━━ Dataset records ━━

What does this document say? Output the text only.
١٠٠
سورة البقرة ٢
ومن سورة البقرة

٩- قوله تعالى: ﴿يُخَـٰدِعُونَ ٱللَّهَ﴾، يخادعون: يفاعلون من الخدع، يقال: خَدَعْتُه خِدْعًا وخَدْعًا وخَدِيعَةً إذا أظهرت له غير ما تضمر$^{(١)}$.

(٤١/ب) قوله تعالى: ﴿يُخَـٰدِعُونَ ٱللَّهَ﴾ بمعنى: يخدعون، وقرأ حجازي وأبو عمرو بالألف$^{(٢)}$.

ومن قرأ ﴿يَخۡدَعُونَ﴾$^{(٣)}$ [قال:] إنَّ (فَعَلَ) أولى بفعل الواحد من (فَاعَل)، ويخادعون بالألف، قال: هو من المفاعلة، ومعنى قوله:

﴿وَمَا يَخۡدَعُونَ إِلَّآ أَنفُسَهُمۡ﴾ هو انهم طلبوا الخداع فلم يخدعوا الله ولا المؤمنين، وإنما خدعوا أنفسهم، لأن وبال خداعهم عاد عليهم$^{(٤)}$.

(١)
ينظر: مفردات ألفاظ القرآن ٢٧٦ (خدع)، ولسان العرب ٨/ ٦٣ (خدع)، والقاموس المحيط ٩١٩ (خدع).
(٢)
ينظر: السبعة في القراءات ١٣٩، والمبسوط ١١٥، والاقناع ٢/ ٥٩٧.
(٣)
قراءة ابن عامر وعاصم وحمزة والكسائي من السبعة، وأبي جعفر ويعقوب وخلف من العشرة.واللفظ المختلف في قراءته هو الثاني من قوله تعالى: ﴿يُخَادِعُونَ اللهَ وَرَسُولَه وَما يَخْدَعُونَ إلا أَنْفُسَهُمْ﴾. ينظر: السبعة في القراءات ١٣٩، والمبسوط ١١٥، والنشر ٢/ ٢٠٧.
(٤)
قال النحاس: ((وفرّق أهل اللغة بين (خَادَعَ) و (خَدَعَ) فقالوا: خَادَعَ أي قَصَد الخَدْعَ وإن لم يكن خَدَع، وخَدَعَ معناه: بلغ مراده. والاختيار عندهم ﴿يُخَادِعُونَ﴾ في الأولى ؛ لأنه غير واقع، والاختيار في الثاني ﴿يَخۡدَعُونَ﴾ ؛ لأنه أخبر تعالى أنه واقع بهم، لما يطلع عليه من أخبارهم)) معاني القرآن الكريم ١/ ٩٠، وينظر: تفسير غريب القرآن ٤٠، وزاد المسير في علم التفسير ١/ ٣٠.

━━━
━━ Dataset records ━━

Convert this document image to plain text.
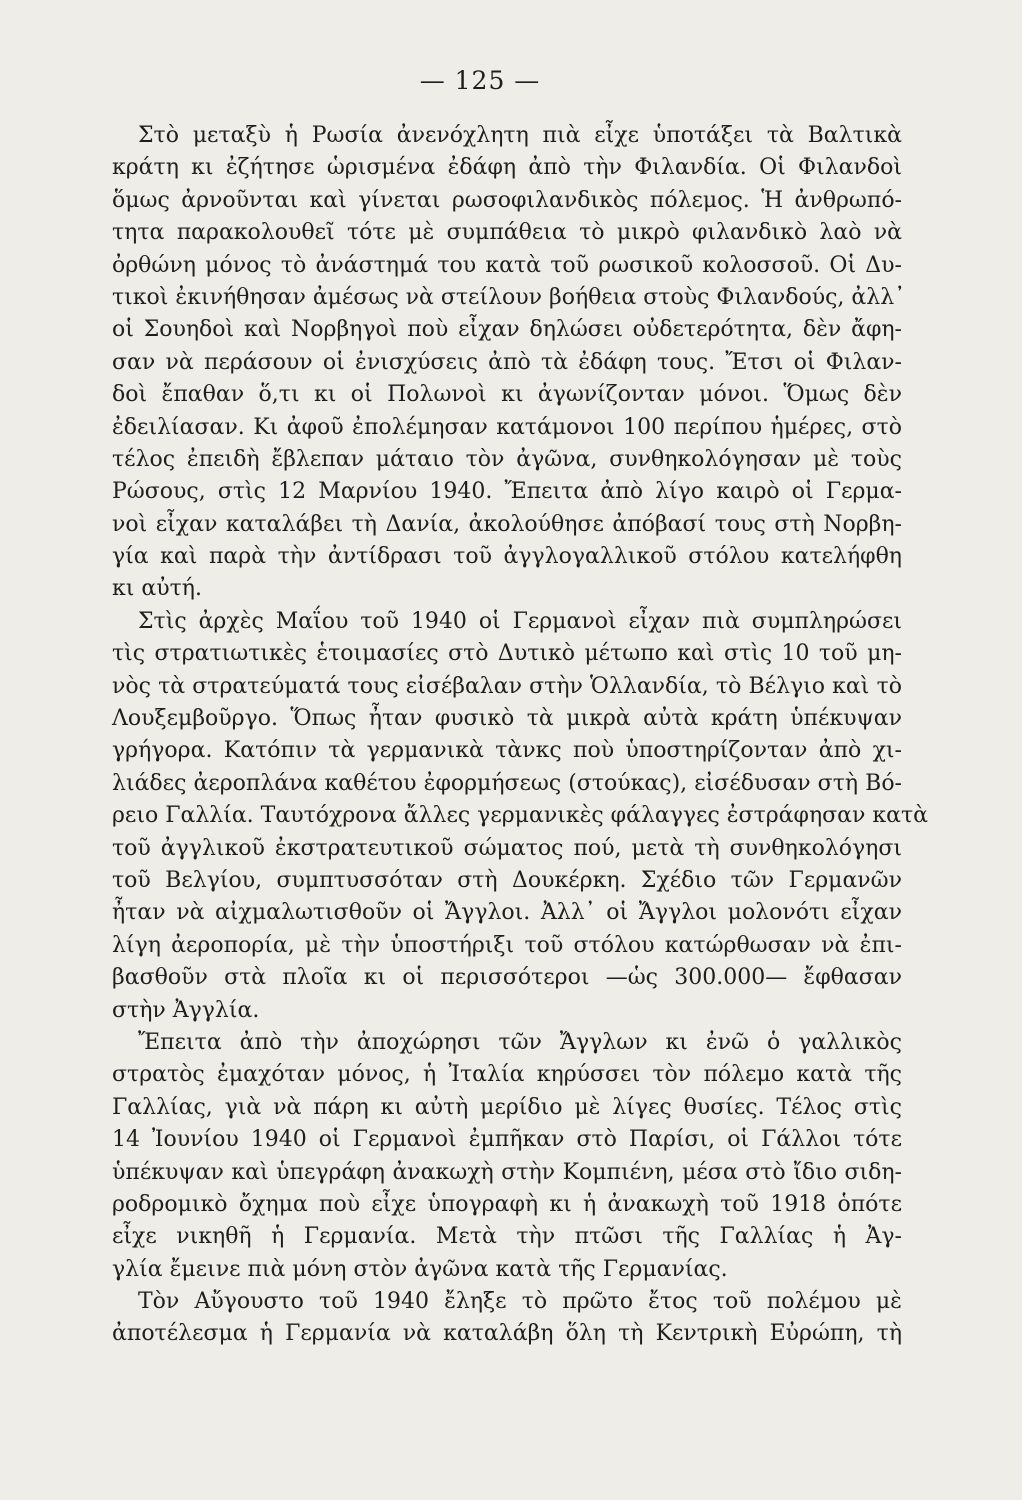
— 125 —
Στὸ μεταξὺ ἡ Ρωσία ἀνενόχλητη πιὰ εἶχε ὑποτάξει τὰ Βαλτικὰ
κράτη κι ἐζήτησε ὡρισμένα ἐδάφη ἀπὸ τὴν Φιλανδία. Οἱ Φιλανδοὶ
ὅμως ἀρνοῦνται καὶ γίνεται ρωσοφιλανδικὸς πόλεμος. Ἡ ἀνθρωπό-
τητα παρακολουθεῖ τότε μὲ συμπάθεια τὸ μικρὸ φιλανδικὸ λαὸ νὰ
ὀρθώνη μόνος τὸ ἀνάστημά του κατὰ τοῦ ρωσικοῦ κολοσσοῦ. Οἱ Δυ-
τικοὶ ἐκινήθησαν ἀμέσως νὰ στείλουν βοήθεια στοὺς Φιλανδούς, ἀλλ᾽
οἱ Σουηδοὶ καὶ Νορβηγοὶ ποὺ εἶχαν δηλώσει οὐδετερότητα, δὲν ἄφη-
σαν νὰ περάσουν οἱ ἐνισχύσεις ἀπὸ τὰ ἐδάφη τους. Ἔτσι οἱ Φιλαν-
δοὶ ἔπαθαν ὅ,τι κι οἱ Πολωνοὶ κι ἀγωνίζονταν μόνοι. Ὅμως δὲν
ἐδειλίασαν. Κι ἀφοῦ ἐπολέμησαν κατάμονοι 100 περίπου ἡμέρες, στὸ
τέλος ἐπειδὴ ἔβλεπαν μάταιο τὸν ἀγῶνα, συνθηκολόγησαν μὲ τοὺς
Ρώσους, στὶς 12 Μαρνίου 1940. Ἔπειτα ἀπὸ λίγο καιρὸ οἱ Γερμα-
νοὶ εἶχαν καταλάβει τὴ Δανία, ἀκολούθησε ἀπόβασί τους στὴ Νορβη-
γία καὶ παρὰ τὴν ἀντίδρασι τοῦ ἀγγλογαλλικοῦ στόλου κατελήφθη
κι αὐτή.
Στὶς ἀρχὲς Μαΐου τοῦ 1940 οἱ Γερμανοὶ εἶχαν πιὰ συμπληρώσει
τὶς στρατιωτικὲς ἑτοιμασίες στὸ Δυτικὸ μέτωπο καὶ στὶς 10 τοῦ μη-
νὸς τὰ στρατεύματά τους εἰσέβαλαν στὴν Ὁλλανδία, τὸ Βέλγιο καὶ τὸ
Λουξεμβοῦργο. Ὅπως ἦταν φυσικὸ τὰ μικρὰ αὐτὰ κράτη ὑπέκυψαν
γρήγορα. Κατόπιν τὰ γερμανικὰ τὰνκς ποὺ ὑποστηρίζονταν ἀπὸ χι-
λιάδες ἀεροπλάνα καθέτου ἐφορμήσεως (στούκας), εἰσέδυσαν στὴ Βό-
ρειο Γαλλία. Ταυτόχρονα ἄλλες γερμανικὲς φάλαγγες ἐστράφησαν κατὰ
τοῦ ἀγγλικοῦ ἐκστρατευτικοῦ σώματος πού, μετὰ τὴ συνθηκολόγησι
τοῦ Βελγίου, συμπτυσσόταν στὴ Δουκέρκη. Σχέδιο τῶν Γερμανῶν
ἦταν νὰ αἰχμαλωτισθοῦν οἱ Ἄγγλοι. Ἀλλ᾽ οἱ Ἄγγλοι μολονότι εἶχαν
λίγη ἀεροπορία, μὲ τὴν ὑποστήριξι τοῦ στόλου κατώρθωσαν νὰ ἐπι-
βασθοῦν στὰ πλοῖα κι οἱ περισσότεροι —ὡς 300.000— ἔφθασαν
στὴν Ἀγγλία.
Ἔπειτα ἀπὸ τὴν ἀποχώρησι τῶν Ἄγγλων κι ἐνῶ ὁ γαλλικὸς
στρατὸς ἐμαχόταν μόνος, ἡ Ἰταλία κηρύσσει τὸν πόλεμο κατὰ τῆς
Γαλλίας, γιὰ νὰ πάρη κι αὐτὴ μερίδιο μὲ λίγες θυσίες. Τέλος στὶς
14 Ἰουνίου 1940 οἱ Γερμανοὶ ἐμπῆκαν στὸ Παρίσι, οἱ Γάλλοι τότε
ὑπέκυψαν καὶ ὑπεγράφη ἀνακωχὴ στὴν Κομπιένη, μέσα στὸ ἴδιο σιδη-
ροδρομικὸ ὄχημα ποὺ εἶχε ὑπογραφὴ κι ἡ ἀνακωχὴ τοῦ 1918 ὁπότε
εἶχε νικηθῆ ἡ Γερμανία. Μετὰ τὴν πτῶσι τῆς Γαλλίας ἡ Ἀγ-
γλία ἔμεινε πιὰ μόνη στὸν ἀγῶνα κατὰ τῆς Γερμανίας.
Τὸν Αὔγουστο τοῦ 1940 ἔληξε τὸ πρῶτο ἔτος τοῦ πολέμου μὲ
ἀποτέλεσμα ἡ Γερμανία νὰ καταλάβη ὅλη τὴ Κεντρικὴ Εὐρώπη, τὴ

━━━

Stated problem: Tally the lines in the records above that contain the word "الله", and give only that number.

Result of the exercise: 2